- Work instructions
Each line containing the word "this" must be reported.

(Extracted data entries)
* Begin *

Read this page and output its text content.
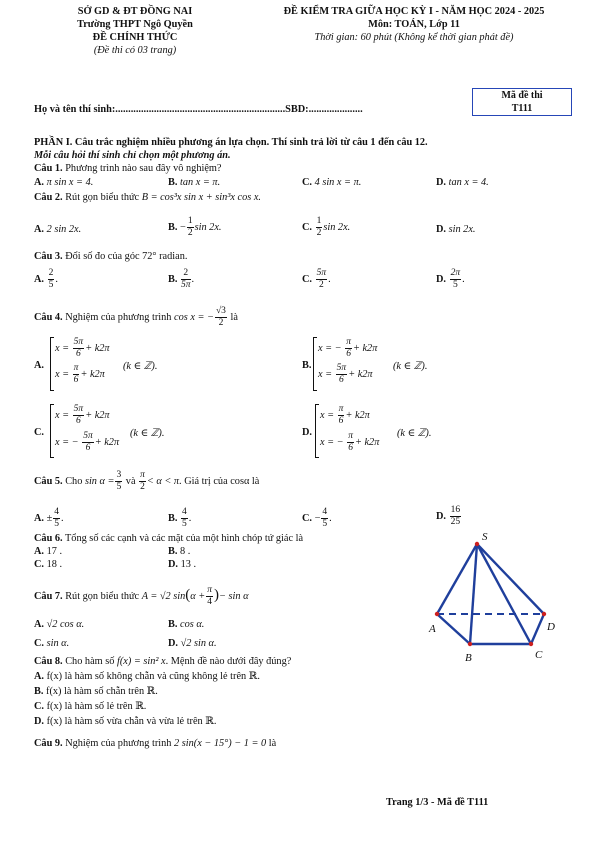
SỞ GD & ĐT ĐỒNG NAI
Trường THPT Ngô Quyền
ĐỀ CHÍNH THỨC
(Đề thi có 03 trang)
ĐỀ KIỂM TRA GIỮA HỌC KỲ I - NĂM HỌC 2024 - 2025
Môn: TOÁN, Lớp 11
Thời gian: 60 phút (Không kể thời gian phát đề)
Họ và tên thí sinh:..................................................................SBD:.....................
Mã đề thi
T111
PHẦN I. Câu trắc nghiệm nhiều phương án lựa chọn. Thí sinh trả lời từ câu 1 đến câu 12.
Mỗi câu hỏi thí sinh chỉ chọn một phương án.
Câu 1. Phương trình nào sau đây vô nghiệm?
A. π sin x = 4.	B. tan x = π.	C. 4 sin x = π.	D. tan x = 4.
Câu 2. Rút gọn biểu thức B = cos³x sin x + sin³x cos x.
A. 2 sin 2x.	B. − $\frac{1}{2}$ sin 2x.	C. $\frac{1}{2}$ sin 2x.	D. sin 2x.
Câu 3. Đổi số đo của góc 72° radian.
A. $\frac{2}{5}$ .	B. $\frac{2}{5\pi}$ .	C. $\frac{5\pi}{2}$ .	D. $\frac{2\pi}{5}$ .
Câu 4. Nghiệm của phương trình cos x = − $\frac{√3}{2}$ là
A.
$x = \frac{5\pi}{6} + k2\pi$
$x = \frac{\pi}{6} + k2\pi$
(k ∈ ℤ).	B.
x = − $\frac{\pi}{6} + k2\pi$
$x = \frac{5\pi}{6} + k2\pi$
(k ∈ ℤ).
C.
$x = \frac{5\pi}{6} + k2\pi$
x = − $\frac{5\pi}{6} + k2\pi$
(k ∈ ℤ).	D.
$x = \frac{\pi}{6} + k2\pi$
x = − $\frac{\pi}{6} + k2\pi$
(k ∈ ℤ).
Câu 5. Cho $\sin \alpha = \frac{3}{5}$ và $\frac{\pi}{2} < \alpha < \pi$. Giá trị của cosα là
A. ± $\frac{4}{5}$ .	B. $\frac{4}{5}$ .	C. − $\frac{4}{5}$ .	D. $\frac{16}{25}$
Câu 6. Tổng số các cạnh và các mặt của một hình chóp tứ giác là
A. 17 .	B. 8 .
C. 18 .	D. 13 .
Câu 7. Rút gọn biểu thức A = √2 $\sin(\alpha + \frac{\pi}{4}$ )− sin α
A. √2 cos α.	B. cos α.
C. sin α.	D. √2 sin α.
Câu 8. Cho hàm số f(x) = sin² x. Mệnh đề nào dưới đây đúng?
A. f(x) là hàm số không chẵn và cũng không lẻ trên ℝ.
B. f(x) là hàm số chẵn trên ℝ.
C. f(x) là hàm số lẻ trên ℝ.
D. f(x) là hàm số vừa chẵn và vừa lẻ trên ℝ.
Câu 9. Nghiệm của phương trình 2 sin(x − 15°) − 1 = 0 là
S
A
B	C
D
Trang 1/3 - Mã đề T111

* End *
* Begin *

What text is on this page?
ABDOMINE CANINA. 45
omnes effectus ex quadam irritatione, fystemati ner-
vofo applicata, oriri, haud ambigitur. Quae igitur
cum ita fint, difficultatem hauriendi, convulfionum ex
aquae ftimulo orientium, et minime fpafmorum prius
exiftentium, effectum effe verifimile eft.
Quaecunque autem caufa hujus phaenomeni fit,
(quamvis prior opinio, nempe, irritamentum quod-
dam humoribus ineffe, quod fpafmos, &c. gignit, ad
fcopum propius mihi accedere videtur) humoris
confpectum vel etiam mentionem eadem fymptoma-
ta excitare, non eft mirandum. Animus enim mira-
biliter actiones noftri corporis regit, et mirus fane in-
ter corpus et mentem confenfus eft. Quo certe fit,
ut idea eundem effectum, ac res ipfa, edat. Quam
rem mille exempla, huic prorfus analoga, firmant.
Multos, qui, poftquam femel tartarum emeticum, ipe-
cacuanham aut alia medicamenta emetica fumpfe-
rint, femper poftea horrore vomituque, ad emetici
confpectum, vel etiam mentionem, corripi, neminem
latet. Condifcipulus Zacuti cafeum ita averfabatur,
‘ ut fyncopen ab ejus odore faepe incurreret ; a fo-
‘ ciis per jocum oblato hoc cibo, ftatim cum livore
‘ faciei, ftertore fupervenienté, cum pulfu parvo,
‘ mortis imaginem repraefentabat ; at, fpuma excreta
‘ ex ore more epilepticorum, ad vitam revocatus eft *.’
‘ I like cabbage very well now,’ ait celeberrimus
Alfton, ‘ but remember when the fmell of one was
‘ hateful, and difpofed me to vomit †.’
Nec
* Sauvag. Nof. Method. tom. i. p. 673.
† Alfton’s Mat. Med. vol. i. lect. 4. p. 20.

* End *

- The response
Read this page and output its text content.
What text is on this page?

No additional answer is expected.